Record set -
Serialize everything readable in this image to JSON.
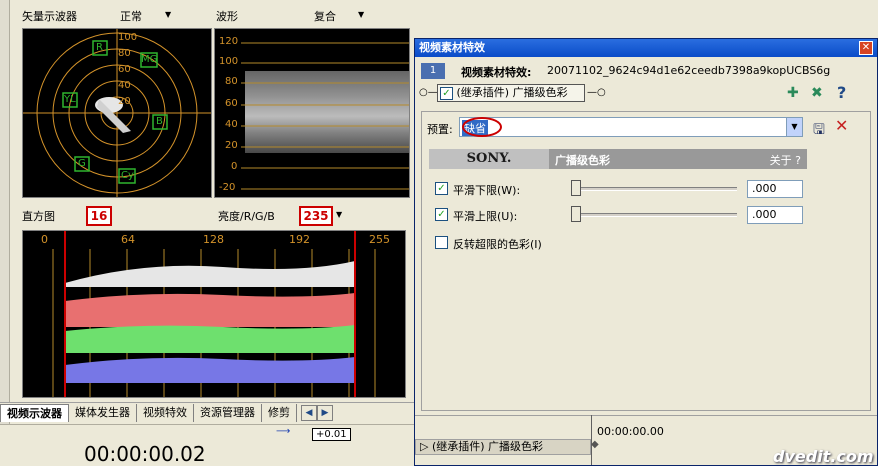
{
  "vectorscope": {
    "title": "矢量示波器",
    "mode": "正常",
    "ring_labels": [
      "100",
      "80",
      "60",
      "40",
      "20"
    ],
    "targets": [
      "R",
      "MG",
      "B",
      "Cy",
      "G",
      "YL"
    ]
  },
  "waveform": {
    "title": "波形",
    "mode": "复合",
    "y_ticks": [
      "120",
      "100",
      "80",
      "60",
      "40",
      "20",
      "0",
      "-20"
    ]
  },
  "histogram": {
    "title": "直方图",
    "mode": "亮度/R/G/B",
    "x_ticks": [
      "0",
      "64",
      "128",
      "192",
      "255"
    ],
    "marker_low": "16",
    "marker_high": "235",
    "colors": {
      "luma": "#e6e6e6",
      "red": "#e87070",
      "green": "#6ee06e",
      "blue": "#7777e6",
      "marker": "#cc0000"
    }
  },
  "tabs": [
    {
      "label": "视频示波器",
      "active": true
    },
    {
      "label": "媒体发生器",
      "active": false
    },
    {
      "label": "视频特效",
      "active": false
    },
    {
      "label": "资源管理器",
      "active": false
    },
    {
      "label": "修剪",
      "active": false
    }
  ],
  "timeline": {
    "timecode": "00:00:00.02",
    "zoom": "+0.01"
  },
  "dialog": {
    "title": "视频素材特效",
    "badge": "1",
    "clip_label": "视频素材特效:",
    "clip_name": "20071102_9624c94d1e62ceedb7398a9kopUCBS6g",
    "chain_plugin": "(继承插件) 广播级色彩",
    "preset_label": "预置:",
    "preset_value": "缺省",
    "sony_logo": "SONY.",
    "plugin_title": "广播级色彩",
    "about": "关于 ?",
    "rows": [
      {
        "label": "平滑下限(W):",
        "checked": true,
        "value": ".000"
      },
      {
        "label": "平滑上限(U):",
        "checked": true,
        "value": ".000"
      },
      {
        "label": "反转超限的色彩(I)",
        "checked": false
      }
    ],
    "bottom_chain": "(继承插件) 广播级色彩",
    "bottom_time": "00:00:00.00",
    "watermark": "dvedit.com"
  }
}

Short exercise - Pictures are excluded; copy all other data exactly as shown.

Task result -
Serialize everything readable in this image to JSON.
{
  "vectorscope": {
    "title": "矢量示波器",
    "mode": "正常",
    "ring_labels": [
      "100",
      "80",
      "60",
      "40",
      "20"
    ],
    "targets": [
      "R",
      "MG",
      "B",
      "Cy",
      "G",
      "YL"
    ]
  },
  "waveform": {
    "title": "波形",
    "mode": "复合",
    "y_ticks": [
      "120",
      "100",
      "80",
      "60",
      "40",
      "20",
      "0",
      "-20"
    ]
  },
  "histogram": {
    "title": "直方图",
    "mode": "亮度/R/G/B",
    "x_ticks": [
      "0",
      "64",
      "128",
      "192",
      "255"
    ],
    "marker_low": "16",
    "marker_high": "235",
    "colors": {
      "luma": "#e6e6e6",
      "red": "#e87070",
      "green": "#6ee06e",
      "blue": "#7777e6",
      "marker": "#cc0000"
    }
  },
  "tabs": [
    {
      "label": "视频示波器",
      "active": true
    },
    {
      "label": "媒体发生器",
      "active": false
    },
    {
      "label": "视频特效",
      "active": false
    },
    {
      "label": "资源管理器",
      "active": false
    },
    {
      "label": "修剪",
      "active": false
    }
  ],
  "timeline": {
    "timecode": "00:00:00.02",
    "zoom": "+0.01"
  },
  "dialog": {
    "title": "视频素材特效",
    "badge": "1",
    "clip_label": "视频素材特效:",
    "clip_name": "20071102_9624c94d1e62ceedb7398a9kopUCBS6g",
    "chain_plugin": "(继承插件) 广播级色彩",
    "preset_label": "预置:",
    "preset_value": "缺省",
    "sony_logo": "SONY.",
    "plugin_title": "广播级色彩",
    "about": "关于 ?",
    "rows": [
      {
        "label": "平滑下限(W):",
        "checked": true,
        "value": ".000"
      },
      {
        "label": "平滑上限(U):",
        "checked": true,
        "value": ".000"
      },
      {
        "label": "反转超限的色彩(I)",
        "checked": false
      }
    ],
    "bottom_chain": "(继承插件) 广播级色彩",
    "bottom_time": "00:00:00.00",
    "watermark": "dvedit.com"
  }
}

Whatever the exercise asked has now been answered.